Records for the task
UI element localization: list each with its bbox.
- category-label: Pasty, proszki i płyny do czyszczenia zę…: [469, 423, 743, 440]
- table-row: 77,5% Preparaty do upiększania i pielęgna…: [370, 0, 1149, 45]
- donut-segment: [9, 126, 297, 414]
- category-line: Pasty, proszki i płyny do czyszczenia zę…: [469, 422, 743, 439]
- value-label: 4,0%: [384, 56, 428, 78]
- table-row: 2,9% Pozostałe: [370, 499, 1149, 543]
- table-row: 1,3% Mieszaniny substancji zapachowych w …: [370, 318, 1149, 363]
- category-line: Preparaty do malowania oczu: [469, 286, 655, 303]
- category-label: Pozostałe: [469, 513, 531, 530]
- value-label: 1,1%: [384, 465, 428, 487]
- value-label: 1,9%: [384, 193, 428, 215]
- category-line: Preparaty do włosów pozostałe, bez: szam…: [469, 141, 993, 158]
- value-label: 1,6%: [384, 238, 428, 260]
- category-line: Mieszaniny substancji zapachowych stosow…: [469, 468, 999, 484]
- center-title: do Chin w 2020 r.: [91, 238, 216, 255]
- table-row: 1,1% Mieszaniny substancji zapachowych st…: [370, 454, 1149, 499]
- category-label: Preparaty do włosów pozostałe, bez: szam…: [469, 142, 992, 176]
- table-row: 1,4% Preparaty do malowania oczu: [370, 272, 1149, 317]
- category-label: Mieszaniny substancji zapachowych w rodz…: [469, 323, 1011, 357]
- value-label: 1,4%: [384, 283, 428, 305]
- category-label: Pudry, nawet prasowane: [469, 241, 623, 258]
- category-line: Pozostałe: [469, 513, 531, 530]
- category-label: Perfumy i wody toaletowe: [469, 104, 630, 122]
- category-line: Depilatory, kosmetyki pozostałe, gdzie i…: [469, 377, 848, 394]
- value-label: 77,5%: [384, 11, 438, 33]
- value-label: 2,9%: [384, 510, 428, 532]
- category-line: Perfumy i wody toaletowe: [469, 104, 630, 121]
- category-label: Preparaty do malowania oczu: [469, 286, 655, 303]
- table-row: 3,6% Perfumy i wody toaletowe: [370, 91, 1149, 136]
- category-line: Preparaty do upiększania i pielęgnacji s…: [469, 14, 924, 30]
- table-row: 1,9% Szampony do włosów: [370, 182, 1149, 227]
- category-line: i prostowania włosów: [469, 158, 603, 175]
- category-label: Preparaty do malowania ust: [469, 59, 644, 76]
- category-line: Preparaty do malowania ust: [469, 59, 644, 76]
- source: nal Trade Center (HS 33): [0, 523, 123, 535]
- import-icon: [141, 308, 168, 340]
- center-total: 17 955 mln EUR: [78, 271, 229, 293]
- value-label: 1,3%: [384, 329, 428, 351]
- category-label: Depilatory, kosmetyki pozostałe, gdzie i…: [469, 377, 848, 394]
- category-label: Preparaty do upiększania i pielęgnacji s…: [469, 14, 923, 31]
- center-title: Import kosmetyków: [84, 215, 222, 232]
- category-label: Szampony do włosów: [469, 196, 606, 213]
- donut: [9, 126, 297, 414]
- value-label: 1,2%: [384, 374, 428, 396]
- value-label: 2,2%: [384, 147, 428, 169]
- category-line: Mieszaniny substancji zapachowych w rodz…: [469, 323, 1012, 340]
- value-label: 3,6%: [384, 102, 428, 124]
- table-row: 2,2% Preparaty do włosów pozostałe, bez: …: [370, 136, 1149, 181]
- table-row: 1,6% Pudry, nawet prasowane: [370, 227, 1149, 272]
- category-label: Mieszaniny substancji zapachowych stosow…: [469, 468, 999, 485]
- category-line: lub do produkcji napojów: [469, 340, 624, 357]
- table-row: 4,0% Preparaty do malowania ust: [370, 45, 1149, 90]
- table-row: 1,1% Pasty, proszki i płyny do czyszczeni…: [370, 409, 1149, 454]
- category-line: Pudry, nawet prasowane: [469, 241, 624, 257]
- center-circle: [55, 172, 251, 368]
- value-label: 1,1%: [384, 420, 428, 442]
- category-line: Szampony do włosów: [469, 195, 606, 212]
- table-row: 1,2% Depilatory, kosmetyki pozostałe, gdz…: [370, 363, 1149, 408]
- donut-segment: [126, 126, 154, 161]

Goal
Copy the lines above word for word, leaving nothing out.

Problem solution
UI element localization: list each with its bbox.
- category-label: Pasty, proszki i płyny do czyszczenia zę…: [469, 423, 743, 440]
- table-row: 77,5% Preparaty do upiększania i pielęgna…: [370, 0, 1149, 45]
- donut-segment: [9, 126, 297, 414]
- category-line: Pasty, proszki i płyny do czyszczenia zę…: [469, 422, 743, 439]
- value-label: 4,0%: [384, 56, 428, 78]
- table-row: 2,9% Pozostałe: [370, 499, 1149, 543]
- table-row: 1,3% Mieszaniny substancji zapachowych w …: [370, 318, 1149, 363]
- category-line: Preparaty do malowania oczu: [469, 286, 655, 303]
- category-label: Pozostałe: [469, 513, 531, 530]
- value-label: 1,1%: [384, 465, 428, 487]
- value-label: 1,9%: [384, 193, 428, 215]
- category-line: Preparaty do włosów pozostałe, bez: szam…: [469, 141, 993, 158]
- value-label: 1,6%: [384, 238, 428, 260]
- category-line: Mieszaniny substancji zapachowych stosow…: [469, 468, 999, 484]
- center-title: do Chin w 2020 r.: [91, 238, 216, 255]
- table-row: 1,1% Mieszaniny substancji zapachowych st…: [370, 454, 1149, 499]
- category-label: Preparaty do włosów pozostałe, bez: szam…: [469, 142, 992, 176]
- table-row: 1,4% Preparaty do malowania oczu: [370, 272, 1149, 317]
- category-label: Mieszaniny substancji zapachowych w rodz…: [469, 323, 1011, 357]
- value-label: 1,4%: [384, 283, 428, 305]
- category-label: Pudry, nawet prasowane: [469, 241, 623, 258]
- category-line: Pozostałe: [469, 513, 531, 530]
- category-label: Perfumy i wody toaletowe: [469, 104, 630, 122]
- category-line: Depilatory, kosmetyki pozostałe, gdzie i…: [469, 377, 848, 394]
- value-label: 77,5%: [384, 11, 438, 33]
- value-label: 2,9%: [384, 510, 428, 532]
- category-line: Perfumy i wody toaletowe: [469, 104, 630, 121]
- category-label: Preparaty do malowania oczu: [469, 286, 655, 303]
- table-row: 3,6% Perfumy i wody toaletowe: [370, 91, 1149, 136]
- category-line: Preparaty do upiększania i pielęgnacji s…: [469, 14, 924, 30]
- table-row: 1,9% Szampony do włosów: [370, 182, 1149, 227]
- category-line: i prostowania włosów: [469, 158, 603, 175]
- category-label: Preparaty do malowania ust: [469, 59, 644, 76]
- category-line: Preparaty do malowania ust: [469, 59, 644, 76]
- source: nal Trade Center (HS 33): [0, 523, 123, 535]
- import-icon: [141, 308, 168, 340]
- center-total: 17 955 mln EUR: [78, 271, 229, 293]
- value-label: 1,3%: [384, 329, 428, 351]
- category-label: Depilatory, kosmetyki pozostałe, gdzie i…: [469, 377, 848, 394]
- category-label: Preparaty do upiększania i pielęgnacji s…: [469, 14, 923, 31]
- center-title: Import kosmetyków: [84, 215, 222, 232]
- category-label: Szampony do włosów: [469, 196, 606, 213]
- donut: [9, 126, 297, 414]
- value-label: 1,2%: [384, 374, 428, 396]
- value-label: 2,2%: [384, 147, 428, 169]
- category-line: Mieszaniny substancji zapachowych w rodz…: [469, 323, 1012, 340]
- value-label: 3,6%: [384, 102, 428, 124]
- table-row: 2,2% Preparaty do włosów pozostałe, bez: …: [370, 136, 1149, 181]
- table-row: 1,6% Pudry, nawet prasowane: [370, 227, 1149, 272]
- category-label: Mieszaniny substancji zapachowych stosow…: [469, 468, 999, 485]
- category-line: lub do produkcji napojów: [469, 340, 624, 357]
- table-row: 4,0% Preparaty do malowania ust: [370, 45, 1149, 90]
- table-row: 1,1% Pasty, proszki i płyny do czyszczeni…: [370, 409, 1149, 454]
- category-line: Pudry, nawet prasowane: [469, 241, 624, 257]
- center-circle: [55, 172, 251, 368]
- value-label: 1,1%: [384, 420, 428, 442]
- category-line: Szampony do włosów: [469, 195, 606, 212]
- table-row: 1,2% Depilatory, kosmetyki pozostałe, gdz…: [370, 363, 1149, 408]
- donut-segment: [126, 126, 154, 161]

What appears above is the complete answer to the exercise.